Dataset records
===

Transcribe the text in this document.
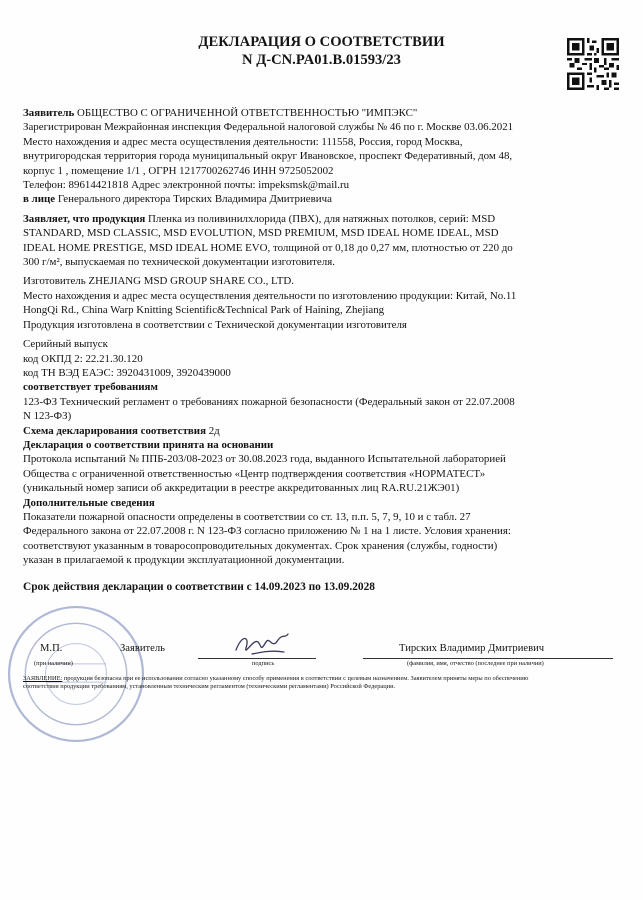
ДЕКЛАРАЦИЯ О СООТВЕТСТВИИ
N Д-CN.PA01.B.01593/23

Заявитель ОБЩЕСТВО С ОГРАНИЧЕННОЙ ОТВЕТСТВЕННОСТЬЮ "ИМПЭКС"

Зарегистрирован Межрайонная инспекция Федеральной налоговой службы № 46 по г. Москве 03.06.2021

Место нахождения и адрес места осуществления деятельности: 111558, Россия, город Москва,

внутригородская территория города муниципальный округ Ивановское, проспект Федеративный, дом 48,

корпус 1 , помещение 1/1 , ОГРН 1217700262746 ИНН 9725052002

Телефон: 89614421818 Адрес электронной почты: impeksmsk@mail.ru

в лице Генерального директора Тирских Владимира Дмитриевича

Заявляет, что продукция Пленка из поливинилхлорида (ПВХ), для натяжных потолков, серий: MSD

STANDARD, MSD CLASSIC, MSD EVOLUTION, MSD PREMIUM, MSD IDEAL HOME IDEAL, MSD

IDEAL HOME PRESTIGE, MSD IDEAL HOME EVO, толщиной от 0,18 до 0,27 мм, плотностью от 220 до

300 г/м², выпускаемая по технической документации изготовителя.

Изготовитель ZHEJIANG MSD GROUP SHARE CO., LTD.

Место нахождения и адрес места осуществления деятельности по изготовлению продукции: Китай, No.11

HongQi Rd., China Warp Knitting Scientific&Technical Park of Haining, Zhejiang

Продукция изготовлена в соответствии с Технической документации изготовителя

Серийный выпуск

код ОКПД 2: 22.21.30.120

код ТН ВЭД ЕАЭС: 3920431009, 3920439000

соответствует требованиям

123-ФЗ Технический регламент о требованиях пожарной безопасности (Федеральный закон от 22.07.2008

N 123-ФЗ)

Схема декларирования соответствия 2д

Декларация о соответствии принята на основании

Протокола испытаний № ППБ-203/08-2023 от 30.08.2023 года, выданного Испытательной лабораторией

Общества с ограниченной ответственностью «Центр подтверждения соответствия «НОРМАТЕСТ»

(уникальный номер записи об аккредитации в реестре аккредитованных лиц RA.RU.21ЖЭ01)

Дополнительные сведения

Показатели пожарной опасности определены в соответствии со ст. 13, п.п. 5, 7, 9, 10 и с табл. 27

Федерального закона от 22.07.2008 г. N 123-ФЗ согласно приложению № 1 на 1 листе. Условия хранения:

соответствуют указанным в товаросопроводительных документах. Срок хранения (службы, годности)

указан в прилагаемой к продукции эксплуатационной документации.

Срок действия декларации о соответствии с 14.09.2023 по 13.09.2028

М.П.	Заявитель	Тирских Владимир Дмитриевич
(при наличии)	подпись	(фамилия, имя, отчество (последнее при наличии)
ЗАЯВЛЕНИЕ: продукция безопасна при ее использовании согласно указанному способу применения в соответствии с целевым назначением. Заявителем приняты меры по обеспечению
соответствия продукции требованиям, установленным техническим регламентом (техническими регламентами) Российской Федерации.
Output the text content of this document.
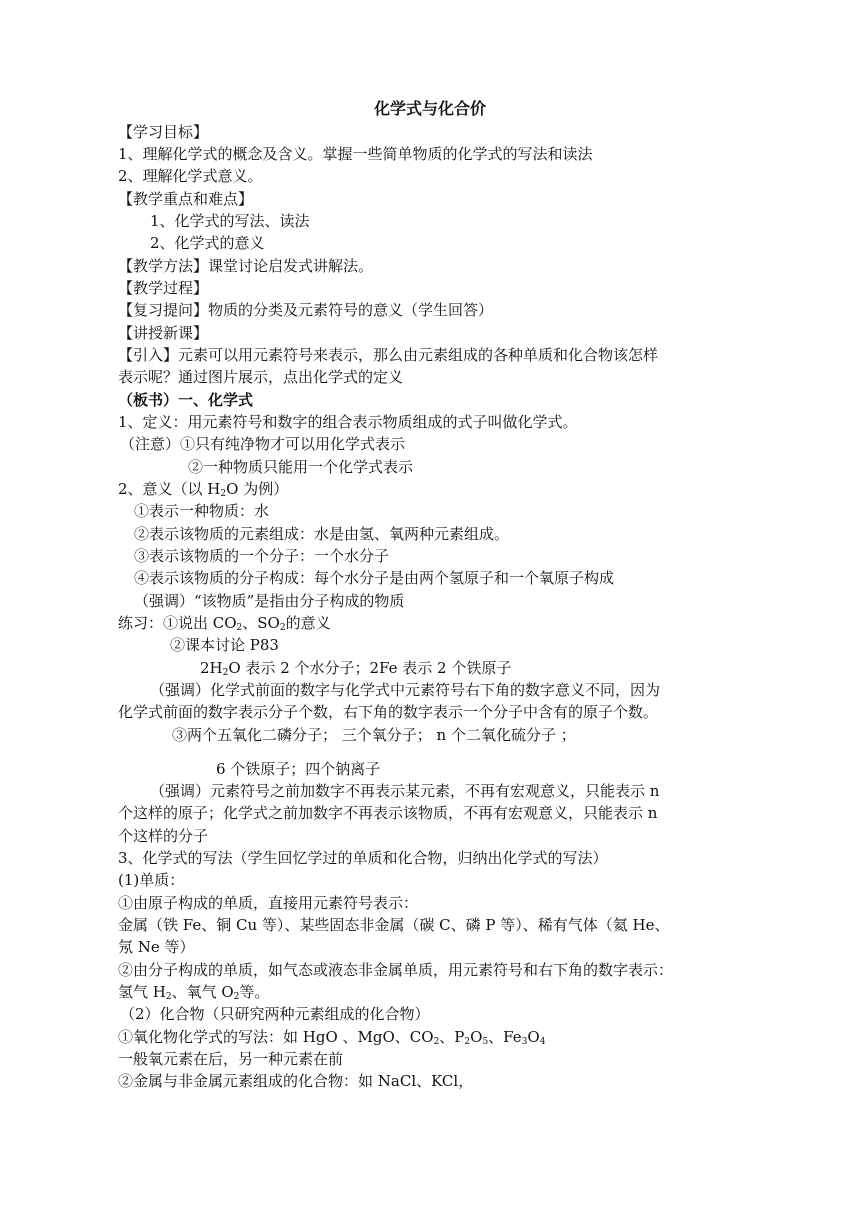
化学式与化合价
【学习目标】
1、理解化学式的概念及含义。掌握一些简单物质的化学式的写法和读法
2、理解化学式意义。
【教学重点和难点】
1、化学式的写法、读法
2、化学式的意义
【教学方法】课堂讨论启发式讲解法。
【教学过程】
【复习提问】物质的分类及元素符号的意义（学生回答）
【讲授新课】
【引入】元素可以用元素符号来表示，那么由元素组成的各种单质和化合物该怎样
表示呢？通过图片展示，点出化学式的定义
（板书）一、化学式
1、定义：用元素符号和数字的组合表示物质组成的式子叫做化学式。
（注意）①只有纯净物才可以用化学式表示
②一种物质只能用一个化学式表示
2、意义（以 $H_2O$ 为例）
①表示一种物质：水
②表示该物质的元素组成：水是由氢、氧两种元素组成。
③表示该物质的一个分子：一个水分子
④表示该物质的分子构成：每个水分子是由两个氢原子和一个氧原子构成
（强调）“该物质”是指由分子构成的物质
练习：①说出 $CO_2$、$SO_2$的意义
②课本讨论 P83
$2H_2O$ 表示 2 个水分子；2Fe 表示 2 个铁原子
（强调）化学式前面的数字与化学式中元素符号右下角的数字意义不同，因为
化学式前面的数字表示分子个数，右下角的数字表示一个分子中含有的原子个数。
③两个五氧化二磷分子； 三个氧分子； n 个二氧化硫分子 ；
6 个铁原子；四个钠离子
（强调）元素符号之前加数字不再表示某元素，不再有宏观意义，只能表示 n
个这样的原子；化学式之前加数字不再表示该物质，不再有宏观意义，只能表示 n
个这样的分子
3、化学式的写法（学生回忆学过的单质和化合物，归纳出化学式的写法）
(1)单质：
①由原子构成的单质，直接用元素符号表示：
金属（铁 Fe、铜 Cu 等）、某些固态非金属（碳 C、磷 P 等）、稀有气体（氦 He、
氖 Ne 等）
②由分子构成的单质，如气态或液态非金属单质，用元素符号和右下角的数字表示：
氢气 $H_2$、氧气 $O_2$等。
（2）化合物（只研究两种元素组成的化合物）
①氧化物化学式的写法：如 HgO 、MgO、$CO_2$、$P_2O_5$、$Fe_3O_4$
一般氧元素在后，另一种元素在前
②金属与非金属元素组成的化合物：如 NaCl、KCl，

===

> TASK GOAL: Identify and copy lines that hold the string "согласно".

> TASK RESULT:
Федерального закона от 22.07.2008 г. N 123-ФЗ согласно приложению № 1 на 1 листе. Условия хранения:
ЗАЯВЛЕНИЕ: продукция безопасна при ее использовании согласно указанному способу применения в соответствии с целевым назначением. Заявителем приняты меры по обеспечению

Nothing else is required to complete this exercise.